(Data entries)
-- Start --

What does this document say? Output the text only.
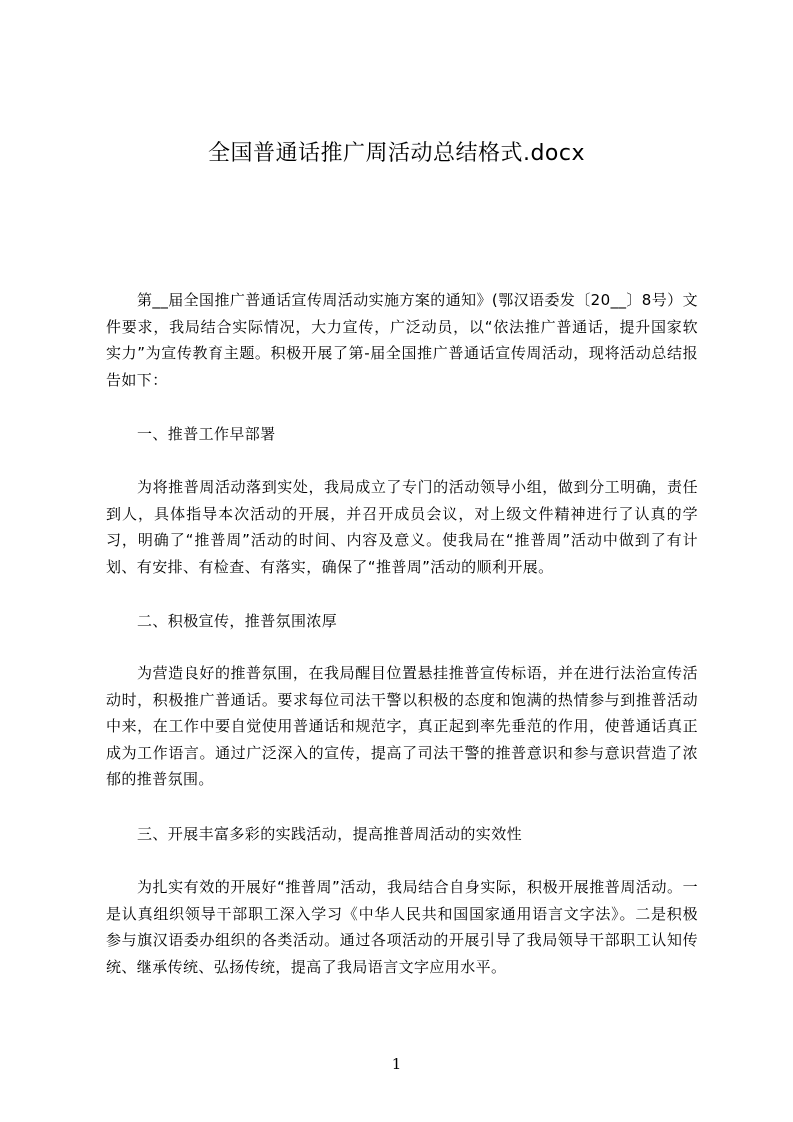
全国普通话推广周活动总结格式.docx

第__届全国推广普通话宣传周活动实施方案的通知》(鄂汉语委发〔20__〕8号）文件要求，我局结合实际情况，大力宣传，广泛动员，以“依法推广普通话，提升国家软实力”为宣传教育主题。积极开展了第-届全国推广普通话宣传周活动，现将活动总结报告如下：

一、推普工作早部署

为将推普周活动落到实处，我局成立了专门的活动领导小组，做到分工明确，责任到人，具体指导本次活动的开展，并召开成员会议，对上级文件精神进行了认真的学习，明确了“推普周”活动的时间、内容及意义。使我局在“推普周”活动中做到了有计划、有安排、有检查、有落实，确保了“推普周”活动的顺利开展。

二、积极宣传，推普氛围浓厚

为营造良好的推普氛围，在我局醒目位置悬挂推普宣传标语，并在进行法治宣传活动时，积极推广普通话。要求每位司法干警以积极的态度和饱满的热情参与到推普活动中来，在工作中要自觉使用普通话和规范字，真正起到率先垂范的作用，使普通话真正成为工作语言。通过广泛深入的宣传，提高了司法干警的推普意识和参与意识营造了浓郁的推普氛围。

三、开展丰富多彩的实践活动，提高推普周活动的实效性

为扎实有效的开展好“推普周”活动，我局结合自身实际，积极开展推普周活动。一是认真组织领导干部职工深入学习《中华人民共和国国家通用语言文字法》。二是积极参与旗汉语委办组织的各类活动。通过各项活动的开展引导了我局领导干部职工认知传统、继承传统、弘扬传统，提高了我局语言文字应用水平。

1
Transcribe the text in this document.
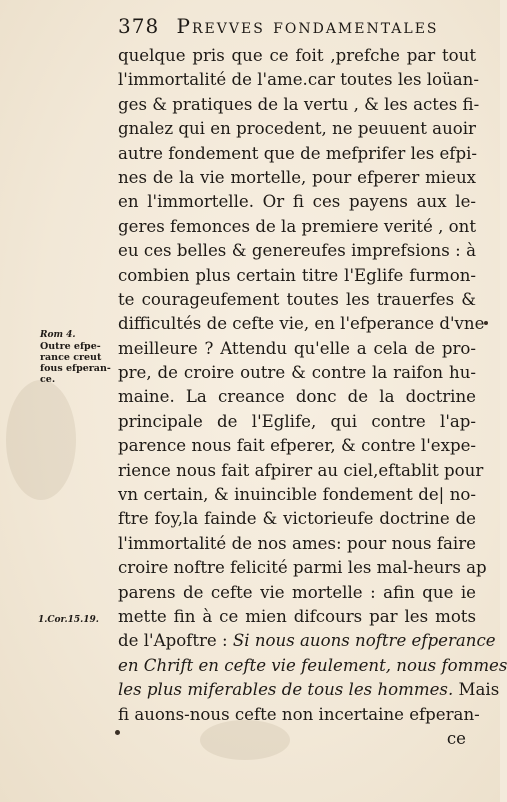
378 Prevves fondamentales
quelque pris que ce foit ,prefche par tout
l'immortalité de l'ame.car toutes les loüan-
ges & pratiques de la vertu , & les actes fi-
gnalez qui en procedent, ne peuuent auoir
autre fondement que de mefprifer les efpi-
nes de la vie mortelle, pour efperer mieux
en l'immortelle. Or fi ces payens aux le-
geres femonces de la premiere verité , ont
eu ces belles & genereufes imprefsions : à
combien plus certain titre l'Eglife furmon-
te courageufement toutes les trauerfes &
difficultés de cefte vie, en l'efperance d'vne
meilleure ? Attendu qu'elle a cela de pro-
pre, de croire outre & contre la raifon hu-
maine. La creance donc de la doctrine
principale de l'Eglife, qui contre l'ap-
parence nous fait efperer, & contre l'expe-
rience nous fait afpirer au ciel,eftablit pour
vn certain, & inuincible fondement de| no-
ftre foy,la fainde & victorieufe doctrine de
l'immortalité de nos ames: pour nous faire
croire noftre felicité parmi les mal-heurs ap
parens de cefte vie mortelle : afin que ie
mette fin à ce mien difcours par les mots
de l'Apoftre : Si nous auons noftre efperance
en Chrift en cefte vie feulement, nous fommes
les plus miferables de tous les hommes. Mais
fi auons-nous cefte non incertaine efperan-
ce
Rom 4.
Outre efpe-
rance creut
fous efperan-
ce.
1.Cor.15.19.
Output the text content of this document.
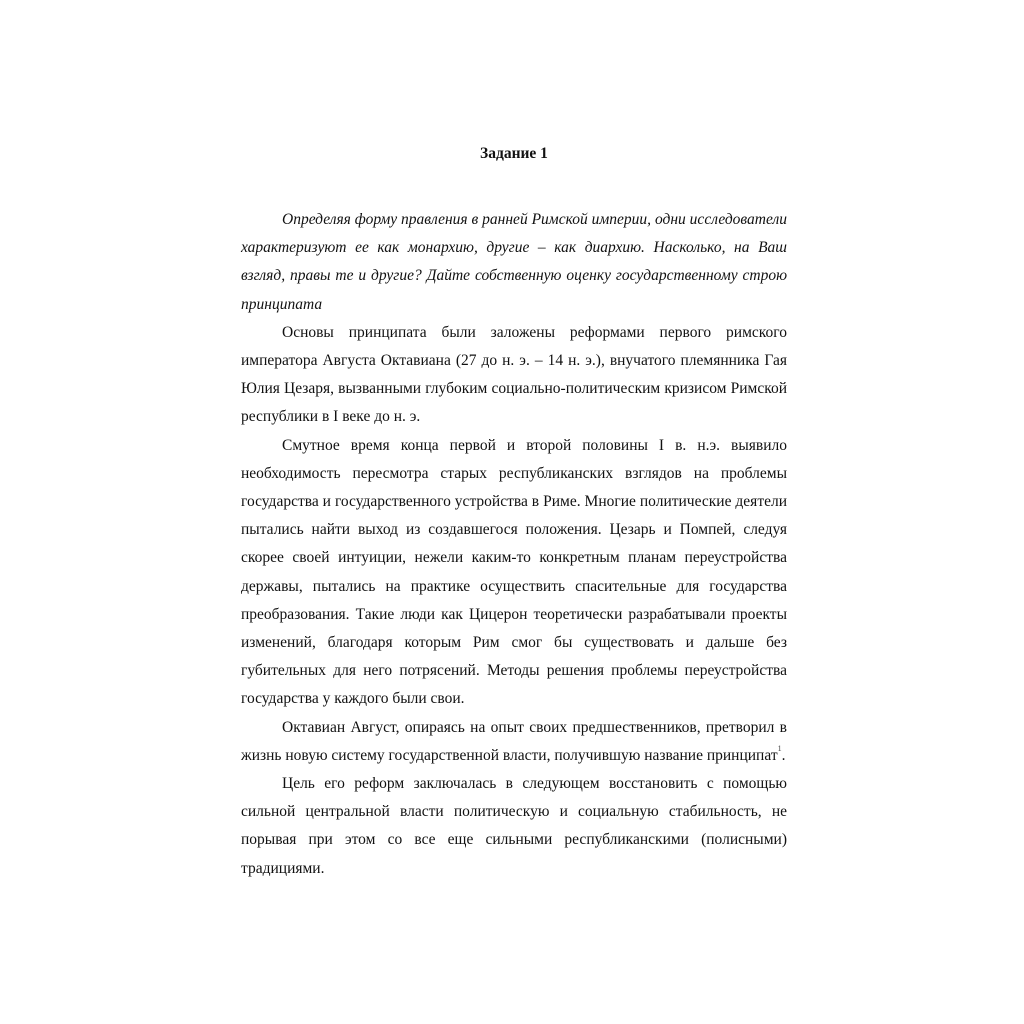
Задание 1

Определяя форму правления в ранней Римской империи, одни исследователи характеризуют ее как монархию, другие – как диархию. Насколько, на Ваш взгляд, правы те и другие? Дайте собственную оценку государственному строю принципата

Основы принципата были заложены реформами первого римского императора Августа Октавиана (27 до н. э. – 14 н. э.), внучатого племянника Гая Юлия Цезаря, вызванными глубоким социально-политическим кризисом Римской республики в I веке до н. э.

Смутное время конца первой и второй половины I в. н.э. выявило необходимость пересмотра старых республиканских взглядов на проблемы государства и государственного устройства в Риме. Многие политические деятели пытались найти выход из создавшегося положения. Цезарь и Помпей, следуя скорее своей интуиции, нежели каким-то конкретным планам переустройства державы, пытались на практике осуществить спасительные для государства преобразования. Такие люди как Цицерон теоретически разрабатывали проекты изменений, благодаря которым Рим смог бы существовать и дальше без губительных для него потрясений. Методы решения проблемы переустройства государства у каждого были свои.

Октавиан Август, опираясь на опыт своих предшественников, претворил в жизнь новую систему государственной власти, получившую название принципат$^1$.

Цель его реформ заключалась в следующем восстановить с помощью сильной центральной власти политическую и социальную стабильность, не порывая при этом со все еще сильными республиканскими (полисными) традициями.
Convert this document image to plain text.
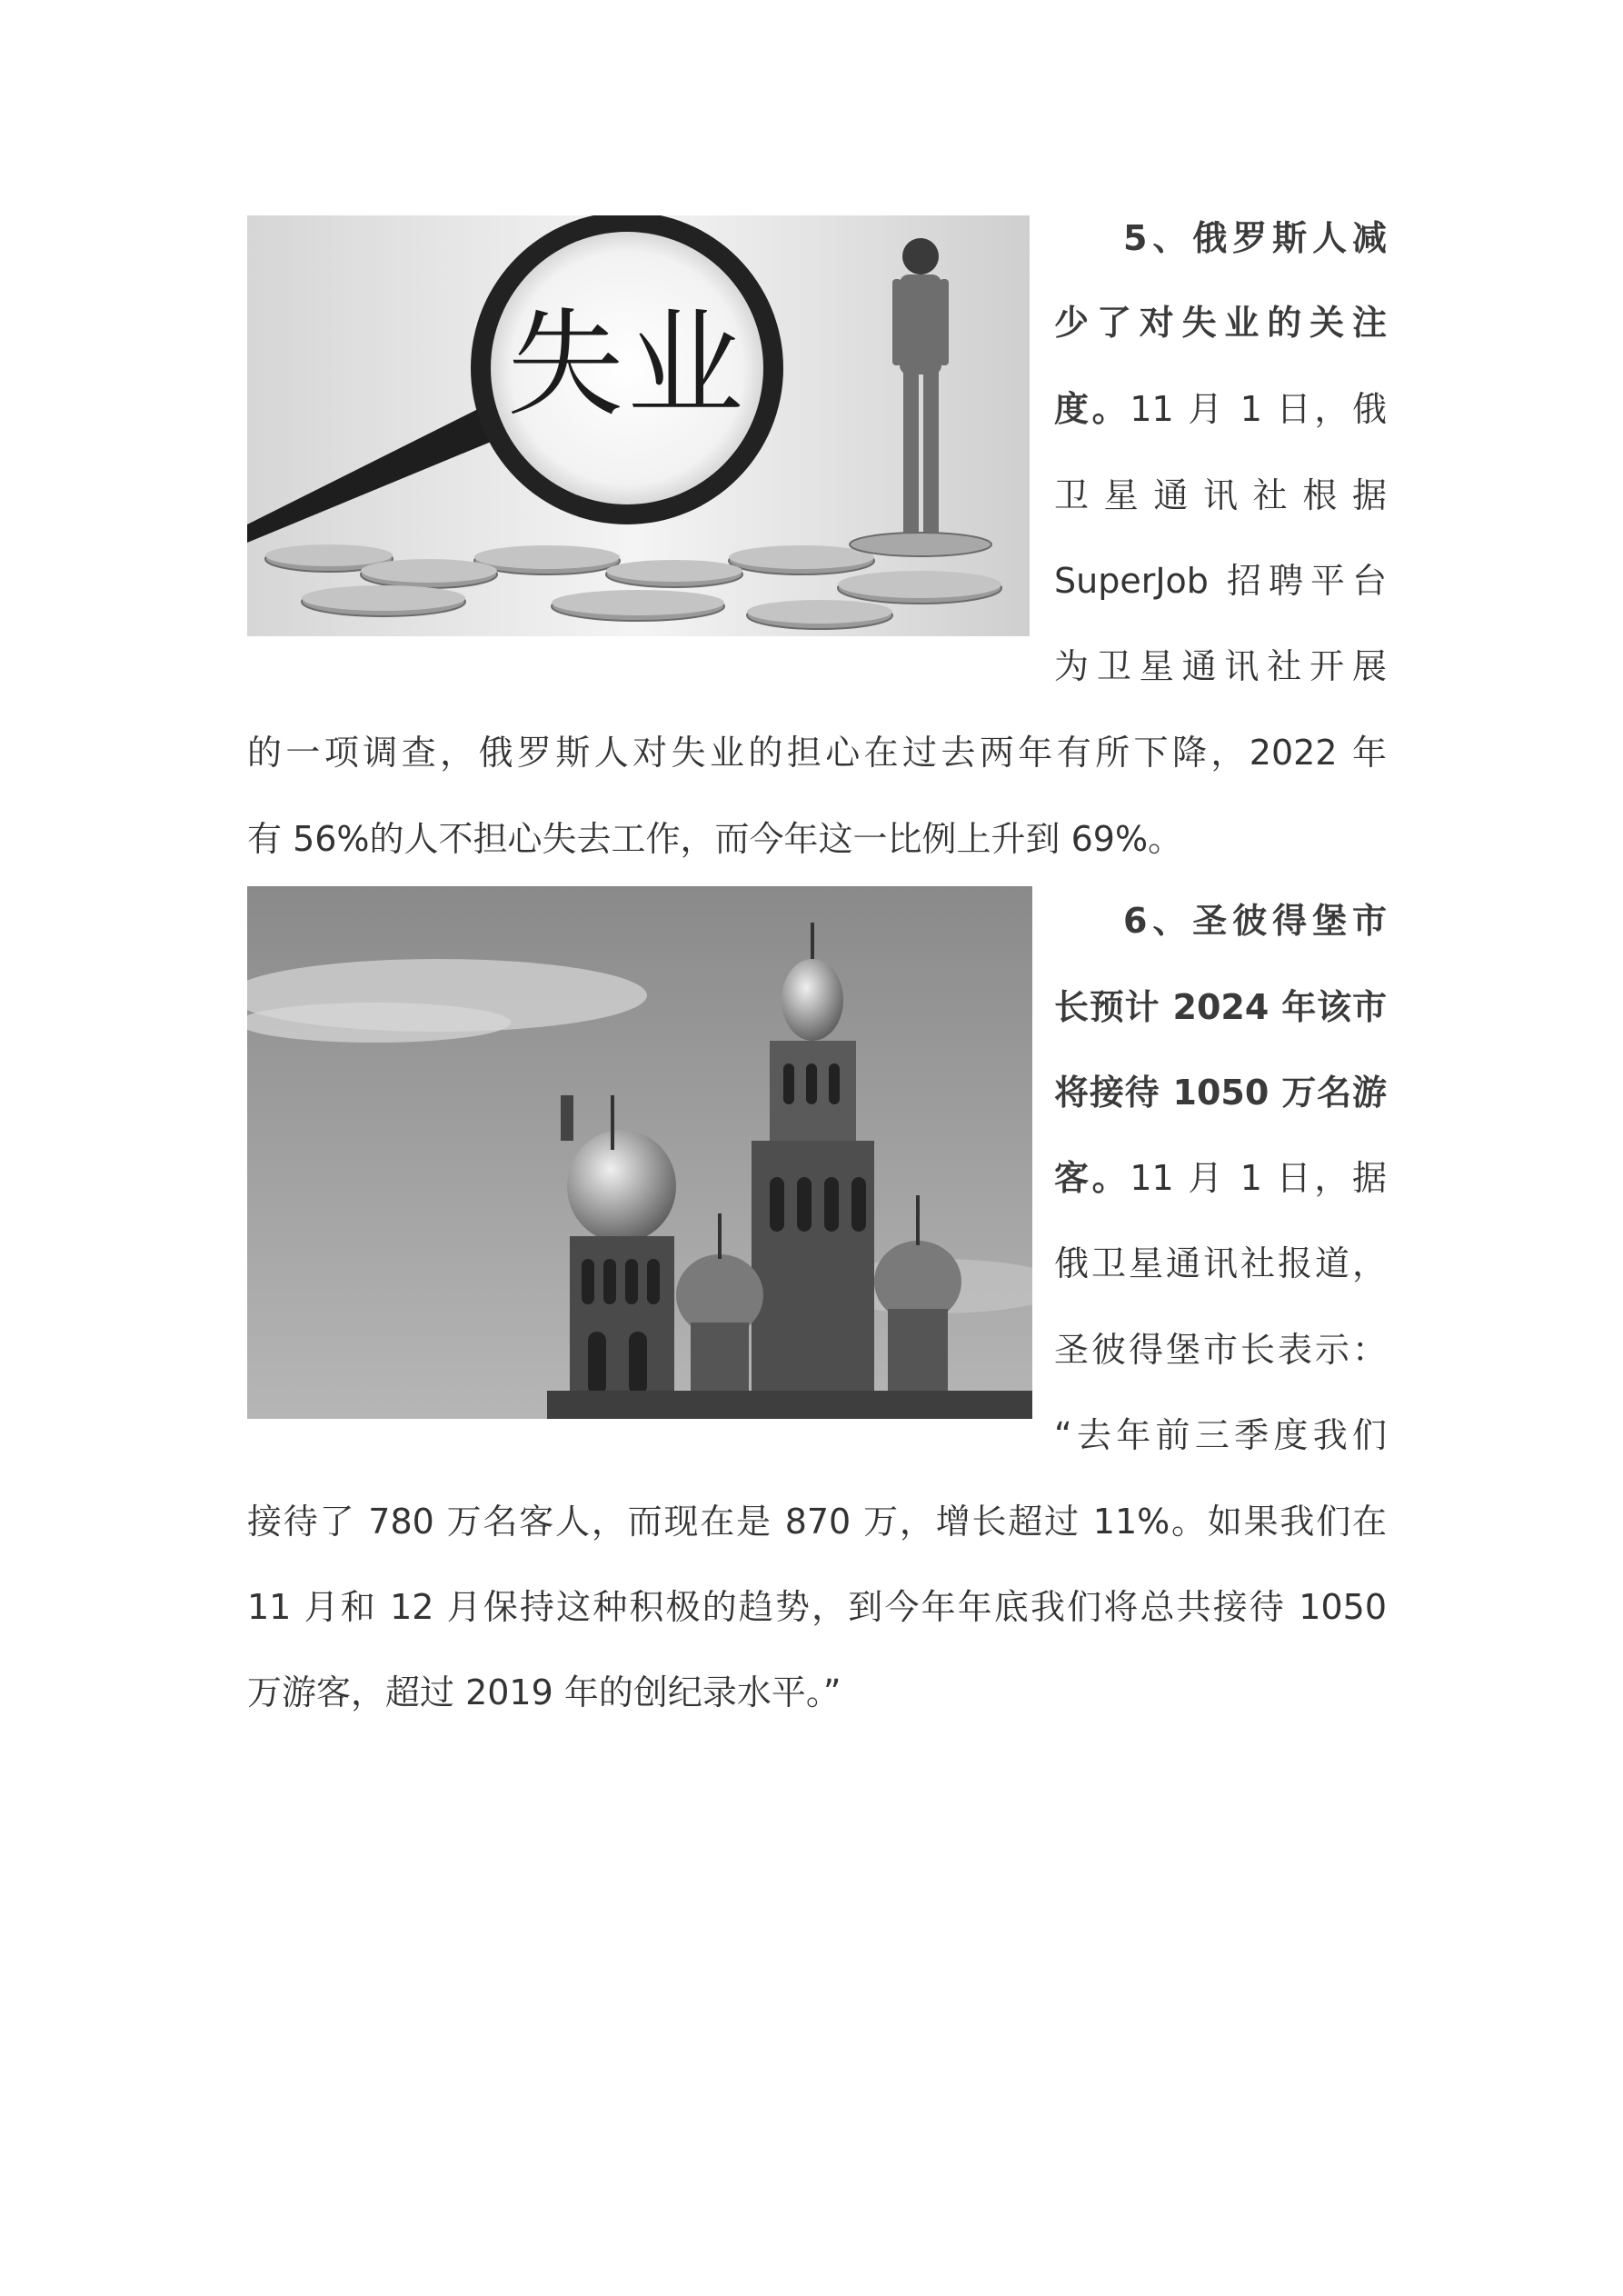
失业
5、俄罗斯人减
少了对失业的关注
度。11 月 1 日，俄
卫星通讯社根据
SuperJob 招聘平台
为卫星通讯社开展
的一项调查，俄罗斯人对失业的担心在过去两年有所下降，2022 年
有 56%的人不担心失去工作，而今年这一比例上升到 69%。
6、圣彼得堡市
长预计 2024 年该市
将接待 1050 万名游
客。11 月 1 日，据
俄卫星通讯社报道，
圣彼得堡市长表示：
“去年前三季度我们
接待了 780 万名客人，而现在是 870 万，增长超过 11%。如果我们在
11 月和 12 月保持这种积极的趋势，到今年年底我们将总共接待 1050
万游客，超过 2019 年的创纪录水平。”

-- End --

## What you need to do
Filter the entries down to the lines containing "принципата". Copy each of those lines.

## Task response
Определяя форму правления в ранней Римской империи, одни исследователи характеризуют ее как монархию, другие – как диархию. Насколько, на Ваш взгляд, правы те и другие? Дайте собственную оценку государственному строю принципата
Основы принципата были заложены реформами первого римского императора Августа Октавиана (27 до н. э. – 14 н. э.), внучатого племянника Гая Юлия Цезаря, вызванными глубоким социально-политическим кризисом Римской республики в I веке до н. э.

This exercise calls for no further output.